EXERCISE OBJECTIVE
Copy everything in the listing below word for word, apart from any images.

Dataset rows
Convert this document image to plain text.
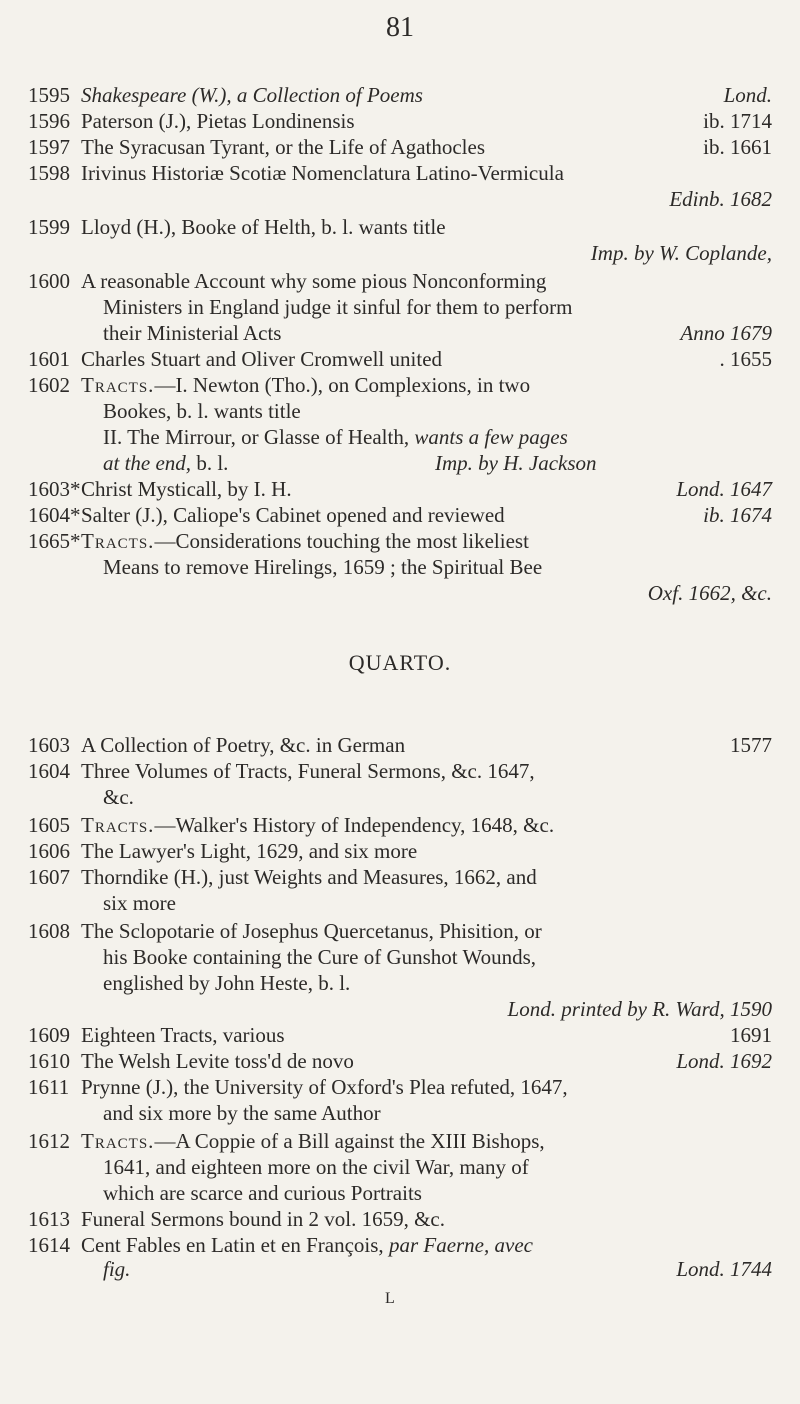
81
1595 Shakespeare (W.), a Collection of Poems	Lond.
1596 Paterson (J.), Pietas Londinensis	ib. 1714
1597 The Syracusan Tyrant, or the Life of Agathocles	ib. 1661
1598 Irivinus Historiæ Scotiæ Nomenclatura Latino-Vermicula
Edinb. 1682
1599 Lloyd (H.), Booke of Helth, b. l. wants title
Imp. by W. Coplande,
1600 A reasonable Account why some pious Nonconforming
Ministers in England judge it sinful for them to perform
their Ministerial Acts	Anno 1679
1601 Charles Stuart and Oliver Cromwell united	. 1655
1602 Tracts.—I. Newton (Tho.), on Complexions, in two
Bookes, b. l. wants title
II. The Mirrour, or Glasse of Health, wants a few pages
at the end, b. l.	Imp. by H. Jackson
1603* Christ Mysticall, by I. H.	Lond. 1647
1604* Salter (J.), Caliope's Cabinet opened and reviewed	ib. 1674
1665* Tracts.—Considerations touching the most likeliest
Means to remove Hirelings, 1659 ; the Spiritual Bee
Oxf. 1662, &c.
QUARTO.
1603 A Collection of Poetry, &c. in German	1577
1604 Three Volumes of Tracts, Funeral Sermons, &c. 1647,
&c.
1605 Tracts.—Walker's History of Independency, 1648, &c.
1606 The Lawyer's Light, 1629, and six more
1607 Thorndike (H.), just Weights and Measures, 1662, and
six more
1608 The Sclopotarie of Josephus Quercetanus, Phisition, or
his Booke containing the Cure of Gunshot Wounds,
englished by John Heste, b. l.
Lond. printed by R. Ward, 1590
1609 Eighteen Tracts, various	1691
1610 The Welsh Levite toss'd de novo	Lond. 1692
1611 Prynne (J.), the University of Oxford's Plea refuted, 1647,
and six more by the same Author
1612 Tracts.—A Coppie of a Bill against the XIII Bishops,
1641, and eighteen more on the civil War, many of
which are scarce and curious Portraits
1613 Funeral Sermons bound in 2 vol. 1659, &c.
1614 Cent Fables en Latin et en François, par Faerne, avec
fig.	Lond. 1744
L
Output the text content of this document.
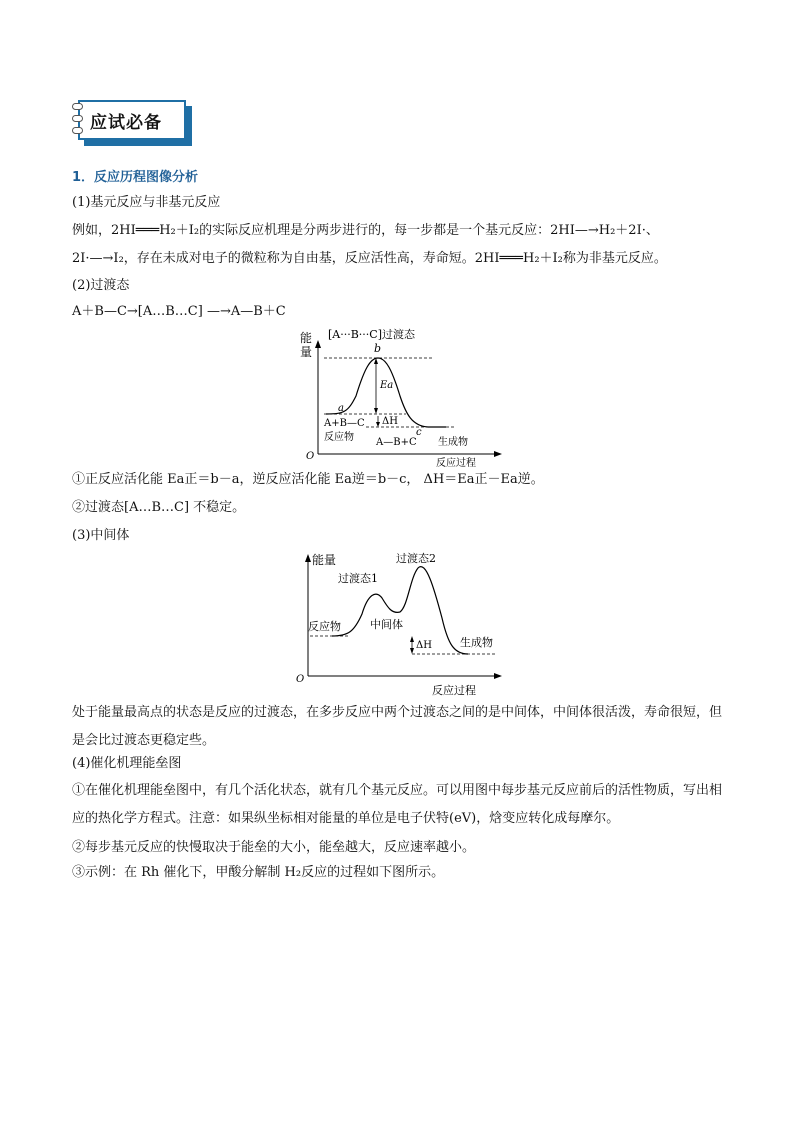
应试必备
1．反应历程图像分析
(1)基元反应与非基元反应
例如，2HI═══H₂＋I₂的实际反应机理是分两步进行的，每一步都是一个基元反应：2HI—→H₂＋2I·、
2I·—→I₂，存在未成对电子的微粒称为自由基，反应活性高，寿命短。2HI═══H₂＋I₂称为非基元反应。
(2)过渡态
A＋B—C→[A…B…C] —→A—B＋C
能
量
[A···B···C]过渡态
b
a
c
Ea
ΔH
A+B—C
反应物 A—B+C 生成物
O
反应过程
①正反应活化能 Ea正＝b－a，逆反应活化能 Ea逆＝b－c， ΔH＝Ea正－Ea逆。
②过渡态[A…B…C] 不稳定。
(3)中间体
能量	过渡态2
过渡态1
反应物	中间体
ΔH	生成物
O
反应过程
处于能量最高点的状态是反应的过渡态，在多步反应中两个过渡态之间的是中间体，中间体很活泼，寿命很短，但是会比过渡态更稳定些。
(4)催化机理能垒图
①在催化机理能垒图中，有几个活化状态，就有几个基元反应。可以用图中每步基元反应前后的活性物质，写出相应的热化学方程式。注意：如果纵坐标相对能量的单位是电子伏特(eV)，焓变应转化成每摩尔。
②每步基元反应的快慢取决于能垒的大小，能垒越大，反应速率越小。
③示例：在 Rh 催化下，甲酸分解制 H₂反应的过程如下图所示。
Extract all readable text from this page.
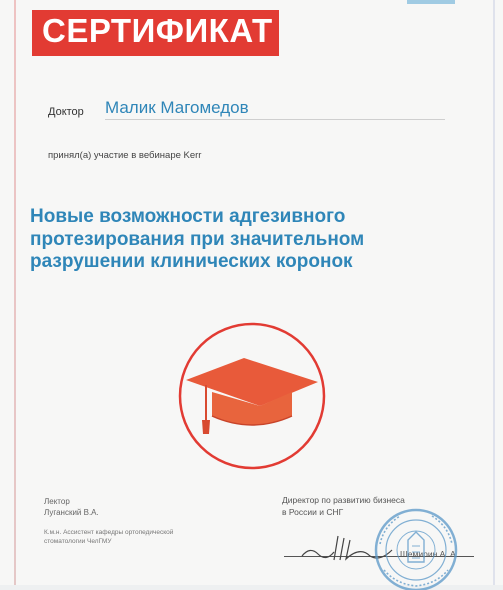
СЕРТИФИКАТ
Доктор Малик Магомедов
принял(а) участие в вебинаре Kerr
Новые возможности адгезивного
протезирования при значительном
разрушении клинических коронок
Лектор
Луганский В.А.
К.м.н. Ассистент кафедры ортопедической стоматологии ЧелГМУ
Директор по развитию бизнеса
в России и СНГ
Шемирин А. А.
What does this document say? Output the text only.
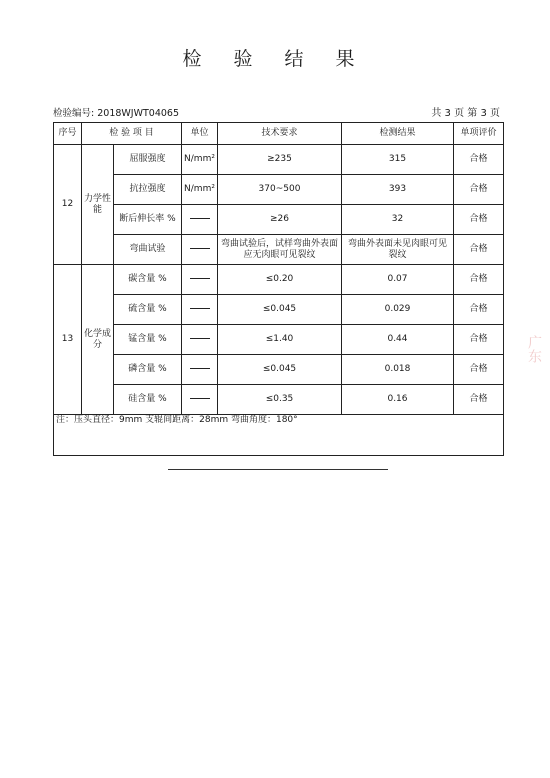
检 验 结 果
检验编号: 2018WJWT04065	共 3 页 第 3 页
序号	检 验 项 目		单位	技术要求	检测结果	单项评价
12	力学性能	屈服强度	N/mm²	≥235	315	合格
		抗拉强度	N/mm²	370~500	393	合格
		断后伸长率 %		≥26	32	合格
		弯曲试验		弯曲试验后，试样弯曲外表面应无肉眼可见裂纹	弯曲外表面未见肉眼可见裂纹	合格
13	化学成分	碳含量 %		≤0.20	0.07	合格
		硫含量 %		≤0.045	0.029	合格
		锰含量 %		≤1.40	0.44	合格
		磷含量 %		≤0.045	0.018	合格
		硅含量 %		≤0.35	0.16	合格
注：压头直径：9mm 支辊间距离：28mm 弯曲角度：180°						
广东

FULL SOLUTION
Convert this document image to plain text.
81
1595 Shakespeare (W.), a Collection of Poems	Lond.
1596 Paterson (J.), Pietas Londinensis	ib. 1714
1597 The Syracusan Tyrant, or the Life of Agathocles	ib. 1661
1598 Irivinus Historiæ Scotiæ Nomenclatura Latino-Vermicula
Edinb. 1682
1599 Lloyd (H.), Booke of Helth, b. l. wants title
Imp. by W. Coplande,
1600 A reasonable Account why some pious Nonconforming
Ministers in England judge it sinful for them to perform
their Ministerial Acts	Anno 1679
1601 Charles Stuart and Oliver Cromwell united	. 1655
1602 Tracts.—I. Newton (Tho.), on Complexions, in two
Bookes, b. l. wants title
II. The Mirrour, or Glasse of Health, wants a few pages
at the end, b. l.	Imp. by H. Jackson
1603* Christ Mysticall, by I. H.	Lond. 1647
1604* Salter (J.), Caliope's Cabinet opened and reviewed	ib. 1674
1665* Tracts.—Considerations touching the most likeliest
Means to remove Hirelings, 1659 ; the Spiritual Bee
Oxf. 1662, &c.
QUARTO.
1603 A Collection of Poetry, &c. in German	1577
1604 Three Volumes of Tracts, Funeral Sermons, &c. 1647,
&c.
1605 Tracts.—Walker's History of Independency, 1648, &c.
1606 The Lawyer's Light, 1629, and six more
1607 Thorndike (H.), just Weights and Measures, 1662, and
six more
1608 The Sclopotarie of Josephus Quercetanus, Phisition, or
his Booke containing the Cure of Gunshot Wounds,
englished by John Heste, b. l.
Lond. printed by R. Ward, 1590
1609 Eighteen Tracts, various	1691
1610 The Welsh Levite toss'd de novo	Lond. 1692
1611 Prynne (J.), the University of Oxford's Plea refuted, 1647,
and six more by the same Author
1612 Tracts.—A Coppie of a Bill against the XIII Bishops,
1641, and eighteen more on the civil War, many of
which are scarce and curious Portraits
1613 Funeral Sermons bound in 2 vol. 1659, &c.
1614 Cent Fables en Latin et en François, par Faerne, avec
fig.	Lond. 1744
L
Output the text content of this document.
应试必备
1．反应历程图像分析
(1)基元反应与非基元反应
例如，2HI═══H₂＋I₂的实际反应机理是分两步进行的，每一步都是一个基元反应：2HI—→H₂＋2I·、
2I·—→I₂，存在未成对电子的微粒称为自由基，反应活性高，寿命短。2HI═══H₂＋I₂称为非基元反应。
(2)过渡态
A＋B—C→[A…B…C] —→A—B＋C
能
量
[A···B···C]过渡态
b
a
c
Ea
ΔH
A+B—C
反应物 A—B+C 生成物
O
反应过程
①正反应活化能 Ea正＝b－a，逆反应活化能 Ea逆＝b－c， ΔH＝Ea正－Ea逆。
②过渡态[A…B…C] 不稳定。
(3)中间体
能量	过渡态2
过渡态1
反应物	中间体
ΔH	生成物
O
反应过程
处于能量最高点的状态是反应的过渡态，在多步反应中两个过渡态之间的是中间体，中间体很活泼，寿命很短，但是会比过渡态更稳定些。
(4)催化机理能垒图
①在催化机理能垒图中，有几个活化状态，就有几个基元反应。可以用图中每步基元反应前后的活性物质，写出相应的热化学方程式。注意：如果纵坐标相对能量的单位是电子伏特(eV)，焓变应转化成每摩尔。
②每步基元反应的快慢取决于能垒的大小，能垒越大，反应速率越小。
③示例：在 Rh 催化下，甲酸分解制 H₂反应的过程如下图所示。
Extract all readable text from this page.
СЕРТИФИКАТ
Доктор Малик Магомедов
принял(а) участие в вебинаре Kerr
Новые возможности адгезивного
протезирования при значительном
разрушении клинических коронок
Лектор
Луганский В.А.
К.м.н. Ассистент кафедры ортопедической стоматологии ЧелГМУ
Директор по развитию бизнеса
в России и СНГ
Шемирин А. А.
What does this document say? Output the text only.
检 验 结 果
检验编号: 2018WJWT04065	共 3 页 第 3 页
序号	检 验 项 目		单位	技术要求	检测结果	单项评价
12	力学性能	屈服强度	N/mm²	≥235	315	合格
		抗拉强度	N/mm²	370~500	393	合格
		断后伸长率 %		≥26	32	合格
		弯曲试验		弯曲试验后，试样弯曲外表面应无肉眼可见裂纹	弯曲外表面未见肉眼可见裂纹	合格
13	化学成分	碳含量 %		≤0.20	0.07	合格
		硫含量 %		≤0.045	0.029	合格
		锰含量 %		≤1.40	0.44	合格
		磷含量 %		≤0.045	0.018	合格
		硅含量 %		≤0.35	0.16	合格
注：压头直径：9mm 支辊间距离：28mm 弯曲角度：180°						
广东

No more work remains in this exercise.